* [Direction]:
Word for word, print each line of the listing below; pictures stay out.

═════ Supplied material

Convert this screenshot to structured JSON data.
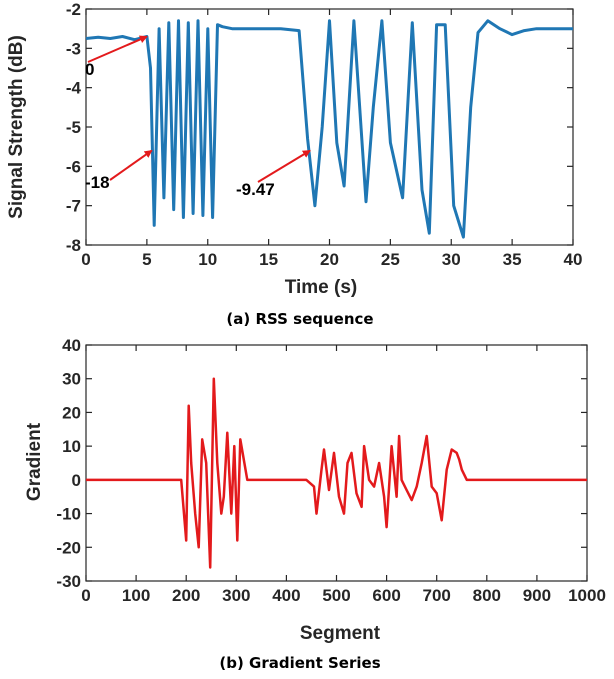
{
  "chart_data": [
    {
      "type": "line",
      "caption": "(a) RSS sequence",
      "xlabel": "Time (s)",
      "ylabel": "Signal Strength (dB)",
      "xlim": [
        0,
        40
      ],
      "ylim": [
        -8,
        -2
      ],
      "xticks": [
        "0",
        "5",
        "10",
        "15",
        "20",
        "25",
        "30",
        "35",
        "40"
      ],
      "yticks": [
        "-2",
        "-3",
        "-4",
        "-5",
        "-6",
        "-7",
        "-8"
      ],
      "grid": false,
      "color": "#1f77b4",
      "series": [
        {
          "x": [
            0,
            1,
            2,
            3,
            4,
            5,
            5.3,
            5.6,
            6.0,
            6.4,
            6.8,
            7.2,
            7.6,
            8.0,
            8.4,
            8.8,
            9.2,
            9.6,
            10.0,
            10.4,
            10.8,
            11.2,
            12,
            14,
            16,
            17.5,
            18.2,
            18.8,
            19.4,
            20,
            20.6,
            21.2,
            22.0,
            23.0,
            23.6,
            24.3,
            25,
            26.0,
            26.8,
            27.6,
            28.2,
            28.8,
            29.5,
            30.2,
            31.0,
            31.6,
            32.2,
            33,
            34,
            35,
            36,
            37,
            38,
            39,
            40
          ],
          "y": [
            -2.75,
            -2.72,
            -2.75,
            -2.7,
            -2.78,
            -2.7,
            -3.5,
            -7.5,
            -2.5,
            -6.8,
            -2.35,
            -7.1,
            -2.3,
            -7.3,
            -2.35,
            -7.2,
            -2.3,
            -7.25,
            -2.5,
            -7.3,
            -2.4,
            -2.45,
            -2.5,
            -2.5,
            -2.5,
            -2.55,
            -5.3,
            -7.0,
            -5.0,
            -2.3,
            -5.4,
            -6.5,
            -2.3,
            -6.9,
            -4.5,
            -2.3,
            -5.4,
            -6.8,
            -2.35,
            -6.6,
            -7.7,
            -2.4,
            -2.4,
            -7.0,
            -7.8,
            -4.5,
            -2.6,
            -2.3,
            -2.5,
            -2.65,
            -2.55,
            -2.5,
            -2.5,
            -2.5,
            -2.5
          ]
        }
      ],
      "annotations": [
        {
          "text": "0",
          "x": 5.0,
          "y": -2.7
        },
        {
          "text": "-18",
          "x": 5.4,
          "y": -5.6
        },
        {
          "text": "-9.47",
          "x": 18.4,
          "y": -5.6
        }
      ]
    },
    {
      "type": "line",
      "caption": "(b)  Gradient Series",
      "xlabel": "Segment",
      "ylabel": "Gradient",
      "xlim": [
        0,
        1000
      ],
      "ylim": [
        -30,
        40
      ],
      "xticks": [
        "0",
        "100",
        "200",
        "300",
        "400",
        "500",
        "600",
        "700",
        "800",
        "900",
        "1000"
      ],
      "yticks": [
        "40",
        "30",
        "20",
        "10",
        "0",
        "-10",
        "-20",
        "-30"
      ],
      "grid": false,
      "color": "#e31a1c",
      "series": [
        {
          "x": [
            0,
            100,
            190,
            200,
            205,
            210,
            218,
            225,
            232,
            240,
            248,
            255,
            262,
            270,
            275,
            282,
            290,
            296,
            302,
            308,
            315,
            322,
            330,
            400,
            440,
            455,
            460,
            470,
            475,
            485,
            495,
            505,
            515,
            522,
            530,
            540,
            550,
            555,
            565,
            575,
            585,
            595,
            600,
            610,
            620,
            625,
            630,
            640,
            650,
            660,
            670,
            680,
            690,
            700,
            710,
            720,
            730,
            740,
            745,
            750,
            760,
            770,
            800,
            900,
            1000
          ],
          "y": [
            0,
            0,
            0,
            -18,
            22,
            5,
            -10,
            -20,
            12,
            5,
            -26,
            30,
            5,
            -10,
            -5,
            14,
            -10,
            10,
            -18,
            12,
            6,
            0,
            0,
            0,
            0,
            -2,
            -10,
            3,
            9,
            -3,
            8,
            -5,
            -10,
            5,
            8,
            -4,
            -8,
            10,
            0,
            -2,
            5,
            -5,
            -14,
            10,
            -5,
            13,
            0,
            -3,
            -6,
            -2,
            5,
            13,
            -2,
            -4,
            -12,
            3,
            9,
            8,
            6,
            3,
            0,
            0,
            0,
            0,
            0
          ]
        }
      ]
    }
  ]
}
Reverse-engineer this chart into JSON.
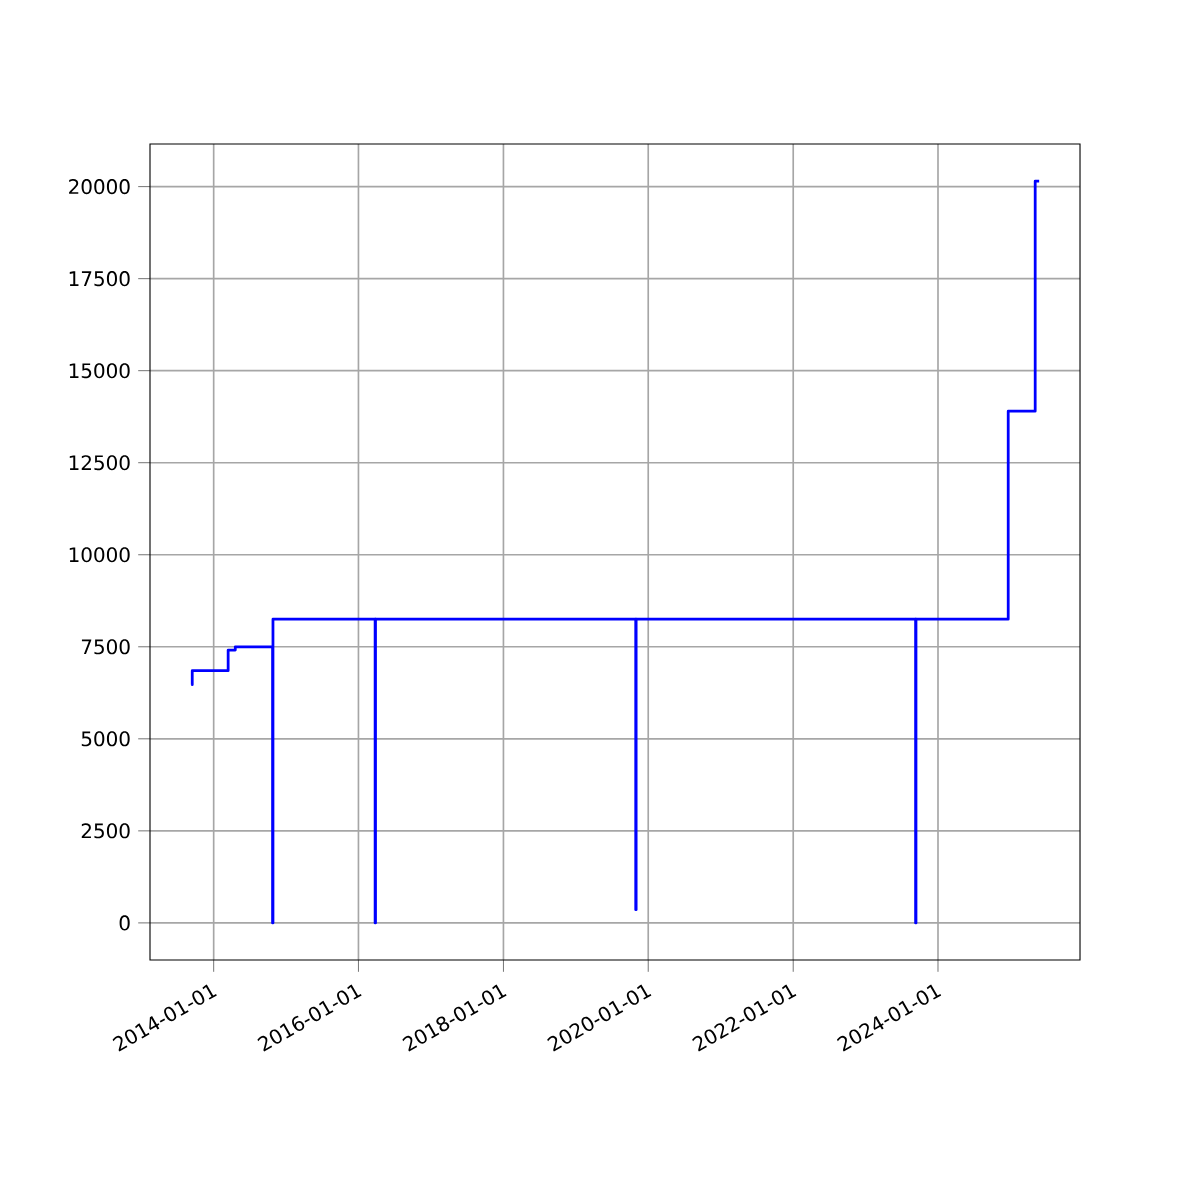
{
  "chart_data": {
    "type": "step",
    "color": "#0000ff",
    "x": [
      "2013-09-10",
      "2013-09-15",
      "2014-03-15",
      "2014-04-20",
      "2014-10-25",
      "2014-10-27",
      "2016-03-25",
      "2016-03-27",
      "2019-10-30",
      "2019-11-01",
      "2023-09-10",
      "2023-09-12",
      "2024-12-20",
      "2025-05-05",
      "2025-05-25"
    ],
    "values": [
      6470,
      6850,
      7410,
      7500,
      0,
      8250,
      0,
      8250,
      360,
      8250,
      0,
      8250,
      13900,
      20150,
      20150
    ],
    "xlim": [
      "2013-02-14",
      "2025-12-17"
    ],
    "xticks": [
      "2014-01-01",
      "2016-01-01",
      "2018-01-01",
      "2020-01-01",
      "2022-01-01",
      "2024-01-01"
    ],
    "ylim": [
      -1008,
      21158
    ],
    "yticks": [
      0,
      2500,
      5000,
      7500,
      10000,
      12500,
      15000,
      17500,
      20000
    ],
    "grid": true
  }
}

══════════

* [Full output]:
Convert this screenshot to structured JSON data.
{
  "chart_data": [
    {
      "type": "line",
      "caption": "(a) RSS sequence",
      "xlabel": "Time (s)",
      "ylabel": "Signal Strength (dB)",
      "xlim": [
        0,
        40
      ],
      "ylim": [
        -8,
        -2
      ],
      "xticks": [
        "0",
        "5",
        "10",
        "15",
        "20",
        "25",
        "30",
        "35",
        "40"
      ],
      "yticks": [
        "-2",
        "-3",
        "-4",
        "-5",
        "-6",
        "-7",
        "-8"
      ],
      "grid": false,
      "color": "#1f77b4",
      "series": [
        {
          "x": [
            0,
            1,
            2,
            3,
            4,
            5,
            5.3,
            5.6,
            6.0,
            6.4,
            6.8,
            7.2,
            7.6,
            8.0,
            8.4,
            8.8,
            9.2,
            9.6,
            10.0,
            10.4,
            10.8,
            11.2,
            12,
            14,
            16,
            17.5,
            18.2,
            18.8,
            19.4,
            20,
            20.6,
            21.2,
            22.0,
            23.0,
            23.6,
            24.3,
            25,
            26.0,
            26.8,
            27.6,
            28.2,
            28.8,
            29.5,
            30.2,
            31.0,
            31.6,
            32.2,
            33,
            34,
            35,
            36,
            37,
            38,
            39,
            40
          ],
          "y": [
            -2.75,
            -2.72,
            -2.75,
            -2.7,
            -2.78,
            -2.7,
            -3.5,
            -7.5,
            -2.5,
            -6.8,
            -2.35,
            -7.1,
            -2.3,
            -7.3,
            -2.35,
            -7.2,
            -2.3,
            -7.25,
            -2.5,
            -7.3,
            -2.4,
            -2.45,
            -2.5,
            -2.5,
            -2.5,
            -2.55,
            -5.3,
            -7.0,
            -5.0,
            -2.3,
            -5.4,
            -6.5,
            -2.3,
            -6.9,
            -4.5,
            -2.3,
            -5.4,
            -6.8,
            -2.35,
            -6.6,
            -7.7,
            -2.4,
            -2.4,
            -7.0,
            -7.8,
            -4.5,
            -2.6,
            -2.3,
            -2.5,
            -2.65,
            -2.55,
            -2.5,
            -2.5,
            -2.5,
            -2.5
          ]
        }
      ],
      "annotations": [
        {
          "text": "0",
          "x": 5.0,
          "y": -2.7
        },
        {
          "text": "-18",
          "x": 5.4,
          "y": -5.6
        },
        {
          "text": "-9.47",
          "x": 18.4,
          "y": -5.6
        }
      ]
    },
    {
      "type": "line",
      "caption": "(b)  Gradient Series",
      "xlabel": "Segment",
      "ylabel": "Gradient",
      "xlim": [
        0,
        1000
      ],
      "ylim": [
        -30,
        40
      ],
      "xticks": [
        "0",
        "100",
        "200",
        "300",
        "400",
        "500",
        "600",
        "700",
        "800",
        "900",
        "1000"
      ],
      "yticks": [
        "40",
        "30",
        "20",
        "10",
        "0",
        "-10",
        "-20",
        "-30"
      ],
      "grid": false,
      "color": "#e31a1c",
      "series": [
        {
          "x": [
            0,
            100,
            190,
            200,
            205,
            210,
            218,
            225,
            232,
            240,
            248,
            255,
            262,
            270,
            275,
            282,
            290,
            296,
            302,
            308,
            315,
            322,
            330,
            400,
            440,
            455,
            460,
            470,
            475,
            485,
            495,
            505,
            515,
            522,
            530,
            540,
            550,
            555,
            565,
            575,
            585,
            595,
            600,
            610,
            620,
            625,
            630,
            640,
            650,
            660,
            670,
            680,
            690,
            700,
            710,
            720,
            730,
            740,
            745,
            750,
            760,
            770,
            800,
            900,
            1000
          ],
          "y": [
            0,
            0,
            0,
            -18,
            22,
            5,
            -10,
            -20,
            12,
            5,
            -26,
            30,
            5,
            -10,
            -5,
            14,
            -10,
            10,
            -18,
            12,
            6,
            0,
            0,
            0,
            0,
            -2,
            -10,
            3,
            9,
            -3,
            8,
            -5,
            -10,
            5,
            8,
            -4,
            -8,
            10,
            0,
            -2,
            5,
            -5,
            -14,
            10,
            -5,
            13,
            0,
            -3,
            -6,
            -2,
            5,
            13,
            -2,
            -4,
            -12,
            3,
            9,
            8,
            6,
            3,
            0,
            0,
            0,
            0,
            0
          ]
        }
      ]
    }
  ]
}
Reverse-engineer this chart into JSON.
{
  "chart_data": {
    "type": "step",
    "color": "#0000ff",
    "x": [
      "2013-09-10",
      "2013-09-15",
      "2014-03-15",
      "2014-04-20",
      "2014-10-25",
      "2014-10-27",
      "2016-03-25",
      "2016-03-27",
      "2019-10-30",
      "2019-11-01",
      "2023-09-10",
      "2023-09-12",
      "2024-12-20",
      "2025-05-05",
      "2025-05-25"
    ],
    "values": [
      6470,
      6850,
      7410,
      7500,
      0,
      8250,
      0,
      8250,
      360,
      8250,
      0,
      8250,
      13900,
      20150,
      20150
    ],
    "xlim": [
      "2013-02-14",
      "2025-12-17"
    ],
    "xticks": [
      "2014-01-01",
      "2016-01-01",
      "2018-01-01",
      "2020-01-01",
      "2022-01-01",
      "2024-01-01"
    ],
    "ylim": [
      -1008,
      21158
    ],
    "yticks": [
      0,
      2500,
      5000,
      7500,
      10000,
      12500,
      15000,
      17500,
      20000
    ],
    "grid": true
  }
}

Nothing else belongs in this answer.